### Description of the task
Your task is to transcribe the records exactly, skipping every image.

____

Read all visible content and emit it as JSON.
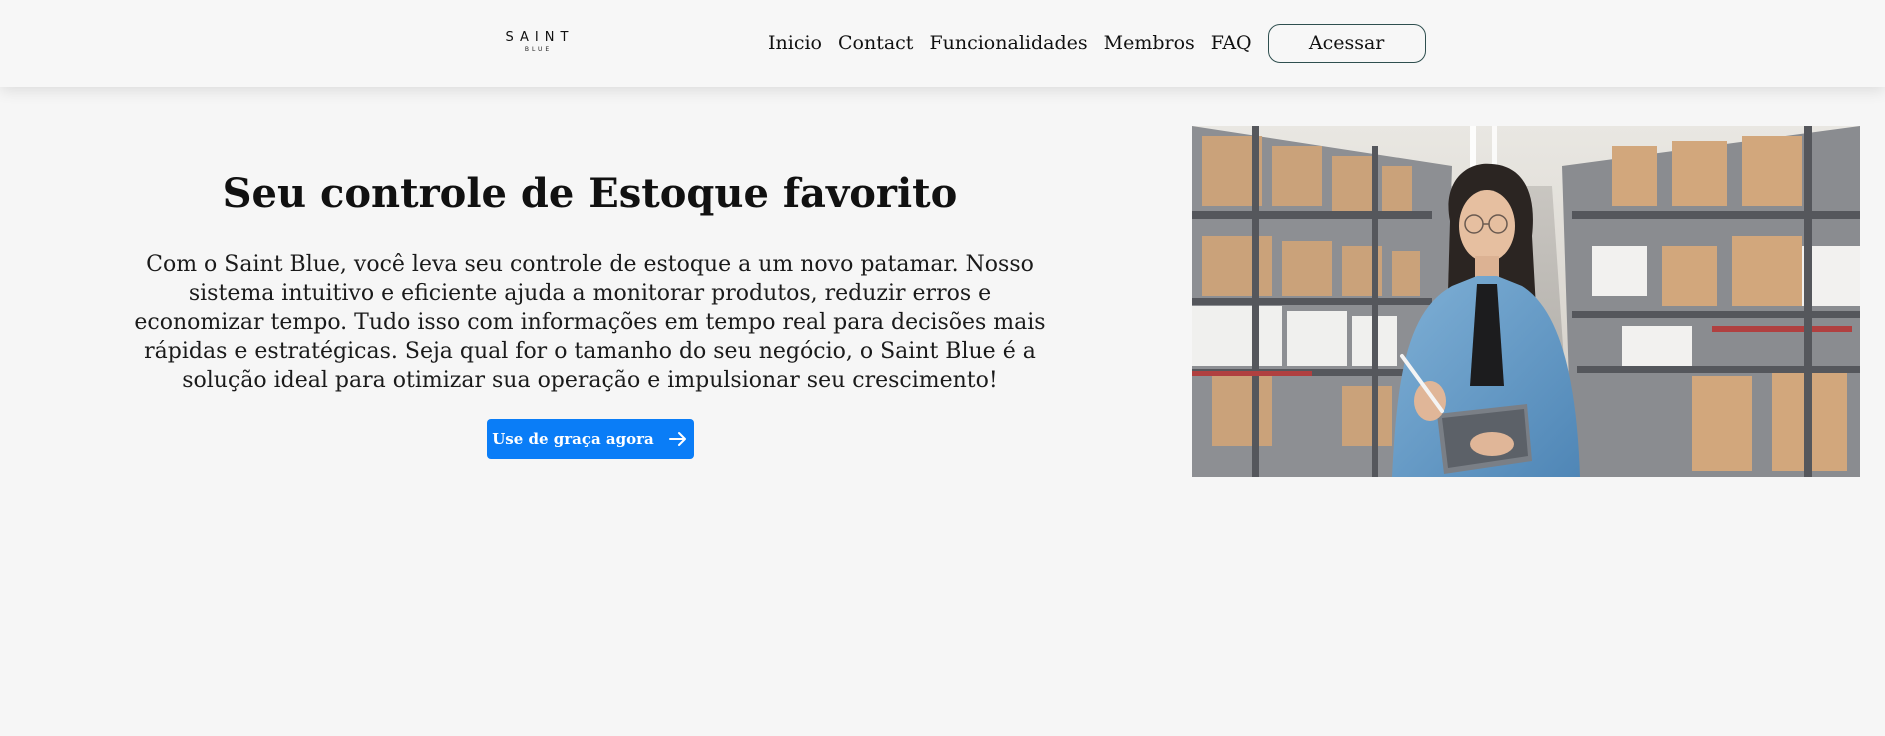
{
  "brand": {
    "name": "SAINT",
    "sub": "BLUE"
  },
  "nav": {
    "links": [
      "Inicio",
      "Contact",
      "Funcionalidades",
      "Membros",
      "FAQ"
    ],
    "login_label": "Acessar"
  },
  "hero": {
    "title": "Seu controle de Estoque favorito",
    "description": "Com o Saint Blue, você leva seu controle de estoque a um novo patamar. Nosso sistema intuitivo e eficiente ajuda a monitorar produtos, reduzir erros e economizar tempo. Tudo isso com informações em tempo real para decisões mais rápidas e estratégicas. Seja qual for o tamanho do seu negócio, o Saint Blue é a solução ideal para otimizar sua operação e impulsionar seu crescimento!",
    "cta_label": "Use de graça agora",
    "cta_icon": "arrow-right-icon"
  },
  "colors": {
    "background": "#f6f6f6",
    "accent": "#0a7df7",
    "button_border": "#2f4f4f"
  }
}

____

### Worked solution
Read all visible content and emit it as JSON.
{
  "brand": {
    "name": "SAINT",
    "sub": "BLUE"
  },
  "nav": {
    "links": [
      "Inicio",
      "Contact",
      "Funcionalidades",
      "Membros",
      "FAQ"
    ],
    "login_label": "Acessar"
  },
  "hero": {
    "title": "Seu controle de Estoque favorito",
    "description": "Com o Saint Blue, você leva seu controle de estoque a um novo patamar. Nosso sistema intuitivo e eficiente ajuda a monitorar produtos, reduzir erros e economizar tempo. Tudo isso com informações em tempo real para decisões mais rápidas e estratégicas. Seja qual for o tamanho do seu negócio, o Saint Blue é a solução ideal para otimizar sua operação e impulsionar seu crescimento!",
    "cta_label": "Use de graça agora",
    "cta_icon": "arrow-right-icon"
  },
  "colors": {
    "background": "#f6f6f6",
    "accent": "#0a7df7",
    "button_border": "#2f4f4f"
  }
}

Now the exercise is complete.